What you should do >> From the entries provided below, copy each line that contains the word "hiện".

-------- Source data --------

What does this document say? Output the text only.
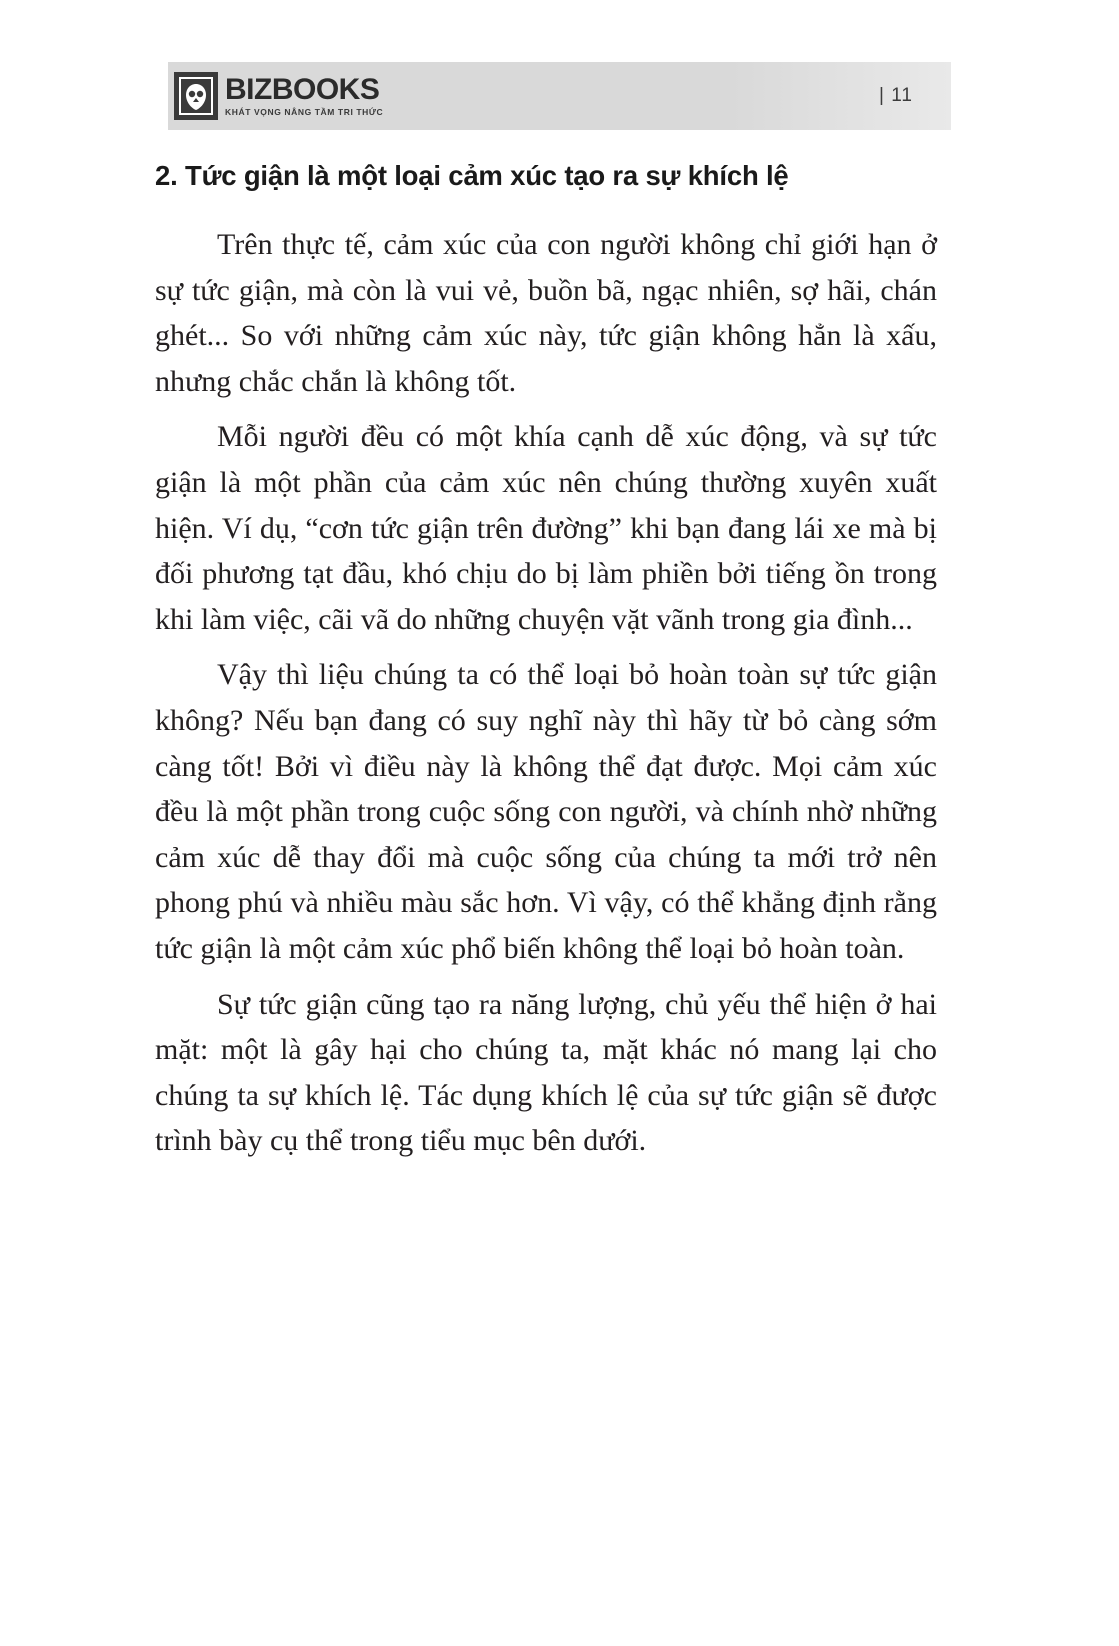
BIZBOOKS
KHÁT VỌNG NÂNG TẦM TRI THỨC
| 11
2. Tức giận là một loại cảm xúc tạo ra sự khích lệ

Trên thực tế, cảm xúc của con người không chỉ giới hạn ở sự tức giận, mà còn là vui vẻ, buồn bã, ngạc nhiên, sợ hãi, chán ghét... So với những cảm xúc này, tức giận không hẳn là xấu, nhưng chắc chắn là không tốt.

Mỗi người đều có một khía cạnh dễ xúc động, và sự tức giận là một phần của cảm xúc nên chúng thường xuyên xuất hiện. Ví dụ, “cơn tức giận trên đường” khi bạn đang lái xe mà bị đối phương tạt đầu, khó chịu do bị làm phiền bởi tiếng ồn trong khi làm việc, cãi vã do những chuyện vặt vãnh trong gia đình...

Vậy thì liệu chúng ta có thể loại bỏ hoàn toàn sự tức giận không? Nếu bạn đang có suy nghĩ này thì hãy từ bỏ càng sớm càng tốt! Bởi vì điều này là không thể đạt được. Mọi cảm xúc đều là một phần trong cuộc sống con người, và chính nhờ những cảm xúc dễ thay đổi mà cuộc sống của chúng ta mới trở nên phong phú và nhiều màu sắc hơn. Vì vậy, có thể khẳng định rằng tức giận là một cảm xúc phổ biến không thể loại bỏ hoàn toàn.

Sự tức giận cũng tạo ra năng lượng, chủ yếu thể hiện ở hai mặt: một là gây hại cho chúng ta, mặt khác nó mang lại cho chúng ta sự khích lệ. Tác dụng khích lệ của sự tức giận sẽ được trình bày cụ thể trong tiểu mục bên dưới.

--------

Task solution >>
Mỗi người đều có một khía cạnh dễ xúc động, và sự tức giận là một phần của cảm xúc nên chúng thường xuyên xuất hiện. Ví dụ, “cơn tức giận trên đường” khi bạn đang lái xe mà bị đối phương tạt đầu, khó chịu do bị làm phiền bởi tiếng ồn trong khi làm việc, cãi vã do những chuyện vặt vãnh trong gia đình...
Sự tức giận cũng tạo ra năng lượng, chủ yếu thể hiện ở hai mặt: một là gây hại cho chúng ta, mặt khác nó mang lại cho chúng ta sự khích lệ. Tác dụng khích lệ của sự tức giận sẽ được trình bày cụ thể trong tiểu mục bên dưới.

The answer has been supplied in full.